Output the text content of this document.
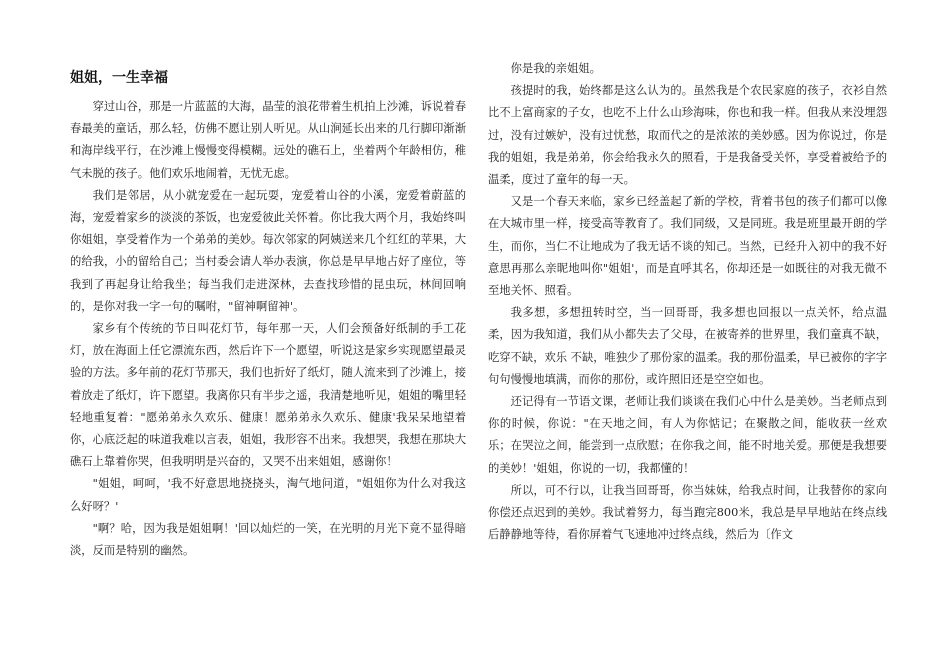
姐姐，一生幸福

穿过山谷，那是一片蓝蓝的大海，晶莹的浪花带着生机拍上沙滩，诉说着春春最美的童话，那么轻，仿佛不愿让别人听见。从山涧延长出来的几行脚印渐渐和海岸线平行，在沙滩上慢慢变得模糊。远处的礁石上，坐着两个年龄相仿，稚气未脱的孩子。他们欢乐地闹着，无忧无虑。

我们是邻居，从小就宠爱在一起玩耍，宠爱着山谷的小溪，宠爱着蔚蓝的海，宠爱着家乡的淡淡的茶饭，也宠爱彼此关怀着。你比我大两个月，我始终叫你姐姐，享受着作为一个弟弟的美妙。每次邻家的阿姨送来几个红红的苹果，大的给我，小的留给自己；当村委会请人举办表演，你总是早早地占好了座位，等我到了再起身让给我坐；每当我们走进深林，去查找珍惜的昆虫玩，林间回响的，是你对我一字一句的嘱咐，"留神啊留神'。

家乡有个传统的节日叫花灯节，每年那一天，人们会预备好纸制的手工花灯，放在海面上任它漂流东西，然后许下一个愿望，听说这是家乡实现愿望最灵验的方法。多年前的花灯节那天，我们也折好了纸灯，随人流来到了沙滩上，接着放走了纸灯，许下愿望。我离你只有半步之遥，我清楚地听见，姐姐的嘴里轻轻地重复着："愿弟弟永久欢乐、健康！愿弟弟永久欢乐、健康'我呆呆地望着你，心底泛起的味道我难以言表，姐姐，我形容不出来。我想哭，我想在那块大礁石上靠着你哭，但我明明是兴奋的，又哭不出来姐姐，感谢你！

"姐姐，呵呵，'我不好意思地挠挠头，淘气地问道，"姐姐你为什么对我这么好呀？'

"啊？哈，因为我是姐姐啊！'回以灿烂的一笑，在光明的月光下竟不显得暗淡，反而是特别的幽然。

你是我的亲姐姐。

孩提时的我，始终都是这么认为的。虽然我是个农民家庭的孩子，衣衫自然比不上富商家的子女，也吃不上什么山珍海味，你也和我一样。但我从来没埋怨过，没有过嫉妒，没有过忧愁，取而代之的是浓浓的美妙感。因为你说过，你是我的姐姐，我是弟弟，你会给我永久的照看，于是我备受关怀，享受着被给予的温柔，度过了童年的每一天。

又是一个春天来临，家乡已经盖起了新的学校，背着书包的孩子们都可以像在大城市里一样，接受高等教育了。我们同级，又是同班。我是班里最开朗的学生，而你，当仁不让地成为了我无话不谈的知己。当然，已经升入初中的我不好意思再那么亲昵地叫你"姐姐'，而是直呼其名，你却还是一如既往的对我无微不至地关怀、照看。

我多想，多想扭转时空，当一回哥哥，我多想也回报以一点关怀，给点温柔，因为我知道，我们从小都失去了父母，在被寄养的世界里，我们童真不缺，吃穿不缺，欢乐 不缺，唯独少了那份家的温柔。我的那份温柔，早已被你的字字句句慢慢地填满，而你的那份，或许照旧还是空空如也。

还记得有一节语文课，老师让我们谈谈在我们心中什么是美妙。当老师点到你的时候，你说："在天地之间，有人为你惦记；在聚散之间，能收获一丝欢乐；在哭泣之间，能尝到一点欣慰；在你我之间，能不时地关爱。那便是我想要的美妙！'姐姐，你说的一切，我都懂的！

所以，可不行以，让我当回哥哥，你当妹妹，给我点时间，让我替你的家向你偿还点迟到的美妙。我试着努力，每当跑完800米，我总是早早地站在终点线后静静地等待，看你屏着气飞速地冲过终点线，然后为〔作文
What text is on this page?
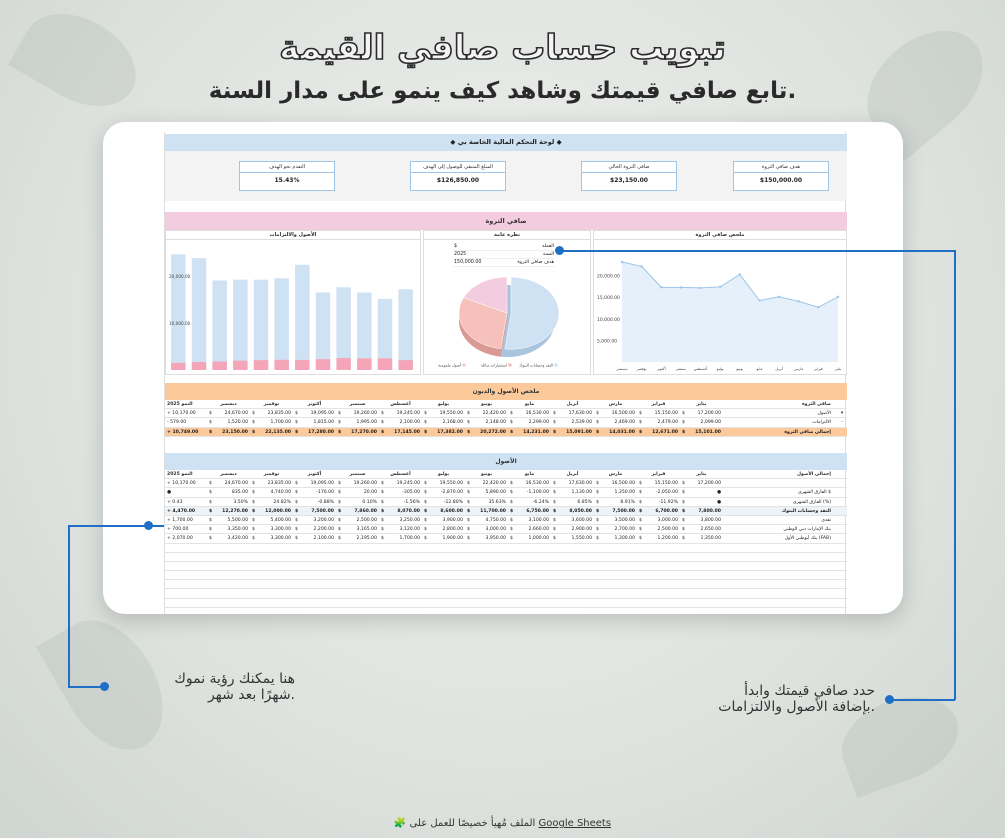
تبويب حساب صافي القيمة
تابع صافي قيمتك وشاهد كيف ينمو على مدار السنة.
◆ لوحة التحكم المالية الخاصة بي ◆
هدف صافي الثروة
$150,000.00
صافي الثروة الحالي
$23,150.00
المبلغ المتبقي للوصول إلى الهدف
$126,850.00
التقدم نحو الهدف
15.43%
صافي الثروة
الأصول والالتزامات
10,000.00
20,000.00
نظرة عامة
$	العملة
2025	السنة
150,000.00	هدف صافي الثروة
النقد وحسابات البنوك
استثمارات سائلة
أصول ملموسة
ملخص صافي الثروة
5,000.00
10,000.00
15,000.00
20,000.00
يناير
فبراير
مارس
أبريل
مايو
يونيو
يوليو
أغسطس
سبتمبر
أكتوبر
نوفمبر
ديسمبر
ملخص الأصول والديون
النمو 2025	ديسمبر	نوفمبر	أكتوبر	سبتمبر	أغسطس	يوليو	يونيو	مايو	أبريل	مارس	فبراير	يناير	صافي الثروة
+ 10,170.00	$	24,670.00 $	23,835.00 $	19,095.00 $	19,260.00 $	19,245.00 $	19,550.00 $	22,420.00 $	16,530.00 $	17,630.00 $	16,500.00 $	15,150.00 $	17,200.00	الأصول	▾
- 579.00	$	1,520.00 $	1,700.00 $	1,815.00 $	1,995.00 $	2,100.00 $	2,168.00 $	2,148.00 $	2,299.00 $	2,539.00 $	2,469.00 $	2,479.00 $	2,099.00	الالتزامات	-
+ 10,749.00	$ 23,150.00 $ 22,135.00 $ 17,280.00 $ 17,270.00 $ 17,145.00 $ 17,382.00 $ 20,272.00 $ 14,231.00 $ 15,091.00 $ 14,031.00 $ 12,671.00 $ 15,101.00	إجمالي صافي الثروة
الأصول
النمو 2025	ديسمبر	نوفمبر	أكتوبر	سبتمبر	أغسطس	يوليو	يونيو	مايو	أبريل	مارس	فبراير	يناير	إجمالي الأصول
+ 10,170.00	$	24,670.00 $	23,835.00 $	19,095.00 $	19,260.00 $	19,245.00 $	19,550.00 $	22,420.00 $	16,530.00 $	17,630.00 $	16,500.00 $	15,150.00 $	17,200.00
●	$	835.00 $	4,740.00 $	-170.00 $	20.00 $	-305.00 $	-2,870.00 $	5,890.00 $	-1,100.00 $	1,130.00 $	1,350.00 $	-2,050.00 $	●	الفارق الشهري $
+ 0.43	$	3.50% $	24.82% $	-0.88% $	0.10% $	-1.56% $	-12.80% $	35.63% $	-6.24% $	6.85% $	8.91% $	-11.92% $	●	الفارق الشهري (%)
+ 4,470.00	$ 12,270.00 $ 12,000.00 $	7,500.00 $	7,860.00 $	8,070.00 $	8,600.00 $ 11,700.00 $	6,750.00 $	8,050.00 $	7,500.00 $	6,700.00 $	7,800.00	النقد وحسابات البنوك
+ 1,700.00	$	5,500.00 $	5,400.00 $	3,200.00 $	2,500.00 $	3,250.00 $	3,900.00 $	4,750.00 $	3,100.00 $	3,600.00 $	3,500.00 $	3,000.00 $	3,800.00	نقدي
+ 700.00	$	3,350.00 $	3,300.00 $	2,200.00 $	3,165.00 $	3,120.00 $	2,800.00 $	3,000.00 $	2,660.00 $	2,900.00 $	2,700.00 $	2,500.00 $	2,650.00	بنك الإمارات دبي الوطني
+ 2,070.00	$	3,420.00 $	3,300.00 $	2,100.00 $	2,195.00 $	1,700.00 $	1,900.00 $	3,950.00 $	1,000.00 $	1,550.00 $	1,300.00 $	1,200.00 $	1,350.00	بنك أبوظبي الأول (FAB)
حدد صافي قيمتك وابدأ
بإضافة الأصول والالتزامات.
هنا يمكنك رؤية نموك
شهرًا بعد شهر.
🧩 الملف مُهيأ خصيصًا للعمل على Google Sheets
—————
◆ EXERCISE DETAILS ◆
Every entry above needs to be retyped exactly; drop the pictures.

◆ FINISHED ANSWER ◆
Output the text content of this document.
姐姐，一生幸福

穿过山谷，那是一片蓝蓝的大海，晶莹的浪花带着生机拍上沙滩，诉说着春春最美的童话，那么轻，仿佛不愿让别人听见。从山涧延长出来的几行脚印渐渐和海岸线平行，在沙滩上慢慢变得模糊。远处的礁石上，坐着两个年龄相仿，稚气未脱的孩子。他们欢乐地闹着，无忧无虑。

我们是邻居，从小就宠爱在一起玩耍，宠爱着山谷的小溪，宠爱着蔚蓝的海，宠爱着家乡的淡淡的茶饭，也宠爱彼此关怀着。你比我大两个月，我始终叫你姐姐，享受着作为一个弟弟的美妙。每次邻家的阿姨送来几个红红的苹果，大的给我，小的留给自己；当村委会请人举办表演，你总是早早地占好了座位，等我到了再起身让给我坐；每当我们走进深林，去查找珍惜的昆虫玩，林间回响的，是你对我一字一句的嘱咐，"留神啊留神'。

家乡有个传统的节日叫花灯节，每年那一天，人们会预备好纸制的手工花灯，放在海面上任它漂流东西，然后许下一个愿望，听说这是家乡实现愿望最灵验的方法。多年前的花灯节那天，我们也折好了纸灯，随人流来到了沙滩上，接着放走了纸灯，许下愿望。我离你只有半步之遥，我清楚地听见，姐姐的嘴里轻轻地重复着："愿弟弟永久欢乐、健康！愿弟弟永久欢乐、健康'我呆呆地望着你，心底泛起的味道我难以言表，姐姐，我形容不出来。我想哭，我想在那块大礁石上靠着你哭，但我明明是兴奋的，又哭不出来姐姐，感谢你！

"姐姐，呵呵，'我不好意思地挠挠头，淘气地问道，"姐姐你为什么对我这么好呀？'

"啊？哈，因为我是姐姐啊！'回以灿烂的一笑，在光明的月光下竟不显得暗淡，反而是特别的幽然。

你是我的亲姐姐。

孩提时的我，始终都是这么认为的。虽然我是个农民家庭的孩子，衣衫自然比不上富商家的子女，也吃不上什么山珍海味，你也和我一样。但我从来没埋怨过，没有过嫉妒，没有过忧愁，取而代之的是浓浓的美妙感。因为你说过，你是我的姐姐，我是弟弟，你会给我永久的照看，于是我备受关怀，享受着被给予的温柔，度过了童年的每一天。

又是一个春天来临，家乡已经盖起了新的学校，背着书包的孩子们都可以像在大城市里一样，接受高等教育了。我们同级，又是同班。我是班里最开朗的学生，而你，当仁不让地成为了我无话不谈的知己。当然，已经升入初中的我不好意思再那么亲昵地叫你"姐姐'，而是直呼其名，你却还是一如既往的对我无微不至地关怀、照看。

我多想，多想扭转时空，当一回哥哥，我多想也回报以一点关怀，给点温柔，因为我知道，我们从小都失去了父母，在被寄养的世界里，我们童真不缺，吃穿不缺，欢乐 不缺，唯独少了那份家的温柔。我的那份温柔，早已被你的字字句句慢慢地填满，而你的那份，或许照旧还是空空如也。

还记得有一节语文课，老师让我们谈谈在我们心中什么是美妙。当老师点到你的时候，你说："在天地之间，有人为你惦记；在聚散之间，能收获一丝欢乐；在哭泣之间，能尝到一点欣慰；在你我之间，能不时地关爱。那便是我想要的美妙！'姐姐，你说的一切，我都懂的！

所以，可不行以，让我当回哥哥，你当妹妹，给我点时间，让我替你的家向你偿还点迟到的美妙。我试着努力，每当跑完800米，我总是早早地站在终点线后静静地等待，看你屏着气飞速地冲过终点线，然后为〔作文
What text is on this page?
تبويب حساب صافي القيمة
تابع صافي قيمتك وشاهد كيف ينمو على مدار السنة.
◆ لوحة التحكم المالية الخاصة بي ◆
هدف صافي الثروة
$150,000.00
صافي الثروة الحالي
$23,150.00
المبلغ المتبقي للوصول إلى الهدف
$126,850.00
التقدم نحو الهدف
15.43%
صافي الثروة
الأصول والالتزامات
10,000.00
20,000.00
نظرة عامة
$	العملة
2025	السنة
150,000.00	هدف صافي الثروة
النقد وحسابات البنوك
استثمارات سائلة
أصول ملموسة
ملخص صافي الثروة
5,000.00
10,000.00
15,000.00
20,000.00
يناير
فبراير
مارس
أبريل
مايو
يونيو
يوليو
أغسطس
سبتمبر
أكتوبر
نوفمبر
ديسمبر
ملخص الأصول والديون
النمو 2025	ديسمبر	نوفمبر	أكتوبر	سبتمبر	أغسطس	يوليو	يونيو	مايو	أبريل	مارس	فبراير	يناير	صافي الثروة
+ 10,170.00	$	24,670.00 $	23,835.00 $	19,095.00 $	19,260.00 $	19,245.00 $	19,550.00 $	22,420.00 $	16,530.00 $	17,630.00 $	16,500.00 $	15,150.00 $	17,200.00	الأصول	▾
- 579.00	$	1,520.00 $	1,700.00 $	1,815.00 $	1,995.00 $	2,100.00 $	2,168.00 $	2,148.00 $	2,299.00 $	2,539.00 $	2,469.00 $	2,479.00 $	2,099.00	الالتزامات	-
+ 10,749.00	$ 23,150.00 $ 22,135.00 $ 17,280.00 $ 17,270.00 $ 17,145.00 $ 17,382.00 $ 20,272.00 $ 14,231.00 $ 15,091.00 $ 14,031.00 $ 12,671.00 $ 15,101.00	إجمالي صافي الثروة
الأصول
النمو 2025	ديسمبر	نوفمبر	أكتوبر	سبتمبر	أغسطس	يوليو	يونيو	مايو	أبريل	مارس	فبراير	يناير	إجمالي الأصول
+ 10,170.00	$	24,670.00 $	23,835.00 $	19,095.00 $	19,260.00 $	19,245.00 $	19,550.00 $	22,420.00 $	16,530.00 $	17,630.00 $	16,500.00 $	15,150.00 $	17,200.00
●	$	835.00 $	4,740.00 $	-170.00 $	20.00 $	-305.00 $	-2,870.00 $	5,890.00 $	-1,100.00 $	1,130.00 $	1,350.00 $	-2,050.00 $	●	الفارق الشهري $
+ 0.43	$	3.50% $	24.82% $	-0.88% $	0.10% $	-1.56% $	-12.80% $	35.63% $	-6.24% $	6.85% $	8.91% $	-11.92% $	●	الفارق الشهري (%)
+ 4,470.00	$ 12,270.00 $ 12,000.00 $	7,500.00 $	7,860.00 $	8,070.00 $	8,600.00 $ 11,700.00 $	6,750.00 $	8,050.00 $	7,500.00 $	6,700.00 $	7,800.00	النقد وحسابات البنوك
+ 1,700.00	$	5,500.00 $	5,400.00 $	3,200.00 $	2,500.00 $	3,250.00 $	3,900.00 $	4,750.00 $	3,100.00 $	3,600.00 $	3,500.00 $	3,000.00 $	3,800.00	نقدي
+ 700.00	$	3,350.00 $	3,300.00 $	2,200.00 $	3,165.00 $	3,120.00 $	2,800.00 $	3,000.00 $	2,660.00 $	2,900.00 $	2,700.00 $	2,500.00 $	2,650.00	بنك الإمارات دبي الوطني
+ 2,070.00	$	3,420.00 $	3,300.00 $	2,100.00 $	2,195.00 $	1,700.00 $	1,900.00 $	3,950.00 $	1,000.00 $	1,550.00 $	1,300.00 $	1,200.00 $	1,350.00	بنك أبوظبي الأول (FAB)
حدد صافي قيمتك وابدأ
بإضافة الأصول والالتزامات.
هنا يمكنك رؤية نموك
شهرًا بعد شهر.
🧩 الملف مُهيأ خصيصًا للعمل على Google Sheets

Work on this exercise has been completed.